### To do:
Search the listing below for "label". Copy each matching line.

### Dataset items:
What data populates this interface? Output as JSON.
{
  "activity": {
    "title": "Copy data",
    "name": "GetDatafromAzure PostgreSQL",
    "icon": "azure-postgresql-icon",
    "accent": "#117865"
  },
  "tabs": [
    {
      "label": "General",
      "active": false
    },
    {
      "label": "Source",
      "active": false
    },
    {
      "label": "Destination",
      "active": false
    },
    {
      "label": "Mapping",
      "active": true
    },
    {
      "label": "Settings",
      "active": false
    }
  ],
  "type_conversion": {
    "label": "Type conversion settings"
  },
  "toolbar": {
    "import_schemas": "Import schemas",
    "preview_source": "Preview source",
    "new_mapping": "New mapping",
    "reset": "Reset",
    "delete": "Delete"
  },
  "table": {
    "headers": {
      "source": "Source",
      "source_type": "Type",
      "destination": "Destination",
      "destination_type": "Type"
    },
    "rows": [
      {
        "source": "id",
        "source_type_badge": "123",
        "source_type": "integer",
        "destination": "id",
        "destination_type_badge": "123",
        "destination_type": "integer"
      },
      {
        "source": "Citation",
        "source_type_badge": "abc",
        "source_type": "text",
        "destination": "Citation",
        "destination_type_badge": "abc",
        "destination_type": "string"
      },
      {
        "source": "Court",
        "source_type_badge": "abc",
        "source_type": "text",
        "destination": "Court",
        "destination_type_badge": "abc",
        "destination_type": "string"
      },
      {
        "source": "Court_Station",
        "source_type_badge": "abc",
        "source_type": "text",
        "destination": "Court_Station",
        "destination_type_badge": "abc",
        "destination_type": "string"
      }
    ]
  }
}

### Expected answer:
      "label": "General",
      "label": "Source",
      "label": "Destination",
      "label": "Mapping",
      "label": "Settings",
    "label": "Type conversion settings"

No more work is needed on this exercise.